▶ What you need to do
Print every entry, word for word, and skip the images.

▶ Records for the exercise

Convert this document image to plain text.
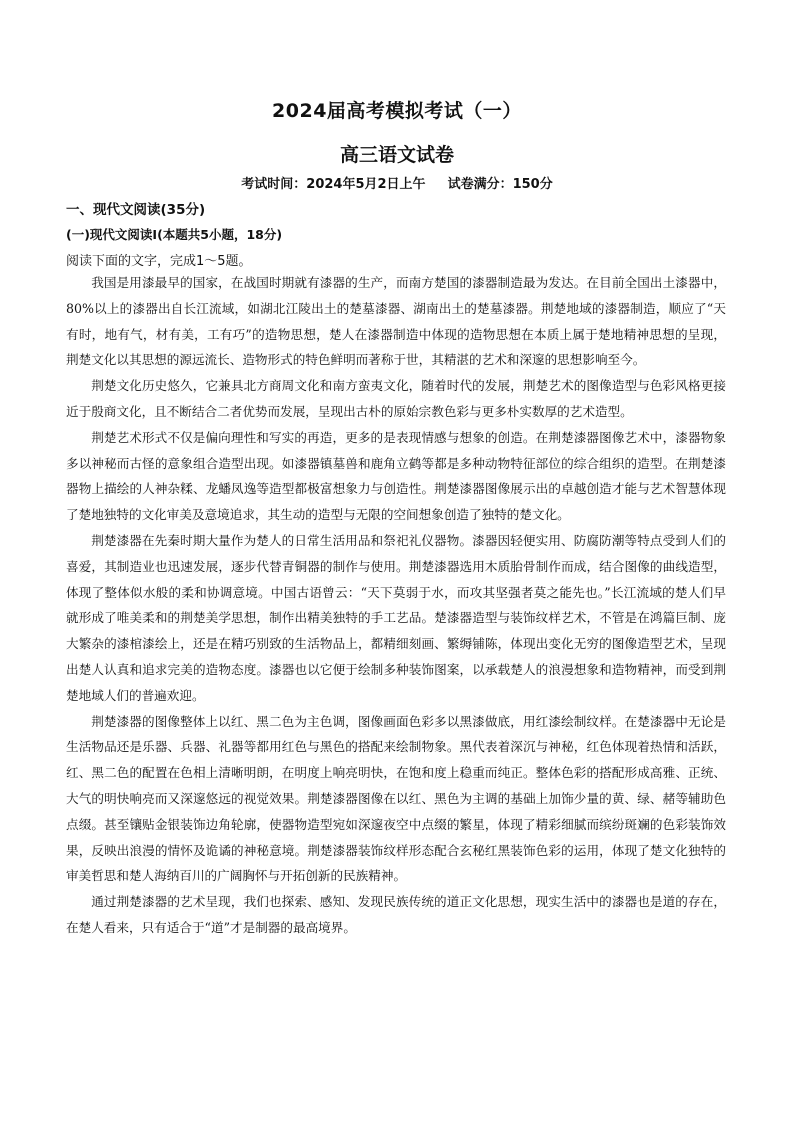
2024届高考模拟考试（一）
高三语文试卷
考试时间：2024年5月2日上午 试卷满分：150分
一、现代文阅读(35分)
(一)现代文阅读Ⅰ(本题共5小题，18分)
阅读下面的文字，完成1～5题。

我国是用漆最早的国家，在战国时期就有漆器的生产，而南方楚国的漆器制造最为发达。在目前全国出土漆器中，80%以上的漆器出自长江流域，如湖北江陵出土的楚墓漆器、湖南出土的楚墓漆器。荆楚地域的漆器制造，顺应了“天有时，地有气，材有美，工有巧”的造物思想，楚人在漆器制造中体现的造物思想在本质上属于楚地精神思想的呈现，荆楚文化以其思想的源远流长、造物形式的特色鲜明而著称于世，其精湛的艺术和深邃的思想影响至今。

荆楚文化历史悠久，它兼具北方商周文化和南方蛮夷文化，随着时代的发展，荆楚艺术的图像造型与色彩风格更接近于殷商文化，且不断结合二者优势而发展，呈现出古朴的原始宗教色彩与更多朴实数厚的艺术造型。

荆楚艺术形式不仅是偏向理性和写实的再造，更多的是表现情感与想象的创造。在荆楚漆器图像艺术中，漆器物象多以神秘而古怪的意象组合造型出现。如漆器镇墓兽和鹿角立鹤等都是多种动物特征部位的综合组织的造型。在荆楚漆器物上描绘的人神杂糅、龙蟠凤逸等造型都极富想象力与创造性。荆楚漆器图像展示出的卓越创造才能与艺术智慧体现了楚地独特的文化审美及意境追求，其生动的造型与无限的空间想象创造了独特的楚文化。

荆楚漆器在先秦时期大量作为楚人的日常生活用品和祭祀礼仪器物。漆器因轻便实用、防腐防潮等特点受到人们的喜爱，其制造业也迅速发展，逐步代替青铜器的制作与使用。荆楚漆器选用木质胎骨制作而成，结合图像的曲线造型，体现了整体似水般的柔和协调意境。中国古语曾云：“天下莫弱于水，而攻其坚强者莫之能先也。”长江流域的楚人们早就形成了唯美柔和的荆楚美学思想，制作出精美独特的手工艺品。楚漆器造型与装饰纹样艺术，不管是在鸿篇巨制、庞大繁杂的漆棺漆绘上，还是在精巧别致的生活物品上，都精细刻画、繁缛铺陈，体现出变化无穷的图像造型艺术，呈现出楚人认真和追求完美的造物态度。漆器也以它便于绘制多种装饰图案，以承载楚人的浪漫想象和造物精神，而受到荆楚地域人们的普遍欢迎。

荆楚漆器的图像整体上以红、黑二色为主色调，图像画面色彩多以黑漆做底，用红漆绘制纹样。在楚漆器中无论是生活物品还是乐器、兵器、礼器等都用红色与黑色的搭配来绘制物象。黑代表着深沉与神秘，红色体现着热情和活跃，红、黑二色的配置在色相上清晰明朗，在明度上响亮明快，在饱和度上稳重而纯正。整体色彩的搭配形成高雅、正统、大气的明快响亮而又深邃悠远的视觉效果。荆楚漆器图像在以红、黑色为主调的基础上加饰少量的黄、绿、赭等辅助色点缀。甚至镶贴金银装饰边角轮廓，使器物造型宛如深邃夜空中点缀的繁星，体现了精彩细腻而缤纷斑斓的色彩装饰效果，反映出浪漫的情怀及诡谲的神秘意境。荆楚漆器装饰纹样形态配合玄秘红黑装饰色彩的运用，体现了楚文化独特的审美哲思和楚人海纳百川的广阔胸怀与开拓创新的民族精神。

通过荆楚漆器的艺术呈现，我们也探索、感知、发现民族传统的道正文化思想，现实生活中的漆器也是道的存在，在楚人看来，只有适合于“道”才是制器的最高境界。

▶ Task answer
Convert this document image to plain text.
2024届高考模拟考试（一）
高三语文试卷
考试时间：2024年5月2日上午 试卷满分：150分
一、现代文阅读(35分)
(一)现代文阅读Ⅰ(本题共5小题，18分)
阅读下面的文字，完成1～5题。

我国是用漆最早的国家，在战国时期就有漆器的生产，而南方楚国的漆器制造最为发达。在目前全国出土漆器中，80%以上的漆器出自长江流域，如湖北江陵出土的楚墓漆器、湖南出土的楚墓漆器。荆楚地域的漆器制造，顺应了“天有时，地有气，材有美，工有巧”的造物思想，楚人在漆器制造中体现的造物思想在本质上属于楚地精神思想的呈现，荆楚文化以其思想的源远流长、造物形式的特色鲜明而著称于世，其精湛的艺术和深邃的思想影响至今。

荆楚文化历史悠久，它兼具北方商周文化和南方蛮夷文化，随着时代的发展，荆楚艺术的图像造型与色彩风格更接近于殷商文化，且不断结合二者优势而发展，呈现出古朴的原始宗教色彩与更多朴实数厚的艺术造型。

荆楚艺术形式不仅是偏向理性和写实的再造，更多的是表现情感与想象的创造。在荆楚漆器图像艺术中，漆器物象多以神秘而古怪的意象组合造型出现。如漆器镇墓兽和鹿角立鹤等都是多种动物特征部位的综合组织的造型。在荆楚漆器物上描绘的人神杂糅、龙蟠凤逸等造型都极富想象力与创造性。荆楚漆器图像展示出的卓越创造才能与艺术智慧体现了楚地独特的文化审美及意境追求，其生动的造型与无限的空间想象创造了独特的楚文化。

荆楚漆器在先秦时期大量作为楚人的日常生活用品和祭祀礼仪器物。漆器因轻便实用、防腐防潮等特点受到人们的喜爱，其制造业也迅速发展，逐步代替青铜器的制作与使用。荆楚漆器选用木质胎骨制作而成，结合图像的曲线造型，体现了整体似水般的柔和协调意境。中国古语曾云：“天下莫弱于水，而攻其坚强者莫之能先也。”长江流域的楚人们早就形成了唯美柔和的荆楚美学思想，制作出精美独特的手工艺品。楚漆器造型与装饰纹样艺术，不管是在鸿篇巨制、庞大繁杂的漆棺漆绘上，还是在精巧别致的生活物品上，都精细刻画、繁缛铺陈，体现出变化无穷的图像造型艺术，呈现出楚人认真和追求完美的造物态度。漆器也以它便于绘制多种装饰图案，以承载楚人的浪漫想象和造物精神，而受到荆楚地域人们的普遍欢迎。

荆楚漆器的图像整体上以红、黑二色为主色调，图像画面色彩多以黑漆做底，用红漆绘制纹样。在楚漆器中无论是生活物品还是乐器、兵器、礼器等都用红色与黑色的搭配来绘制物象。黑代表着深沉与神秘，红色体现着热情和活跃，红、黑二色的配置在色相上清晰明朗，在明度上响亮明快，在饱和度上稳重而纯正。整体色彩的搭配形成高雅、正统、大气的明快响亮而又深邃悠远的视觉效果。荆楚漆器图像在以红、黑色为主调的基础上加饰少量的黄、绿、赭等辅助色点缀。甚至镶贴金银装饰边角轮廓，使器物造型宛如深邃夜空中点缀的繁星，体现了精彩细腻而缤纷斑斓的色彩装饰效果，反映出浪漫的情怀及诡谲的神秘意境。荆楚漆器装饰纹样形态配合玄秘红黑装饰色彩的运用，体现了楚文化独特的审美哲思和楚人海纳百川的广阔胸怀与开拓创新的民族精神。

通过荆楚漆器的艺术呈现，我们也探索、感知、发现民族传统的道正文化思想，现实生活中的漆器也是道的存在，在楚人看来，只有适合于“道”才是制器的最高境界。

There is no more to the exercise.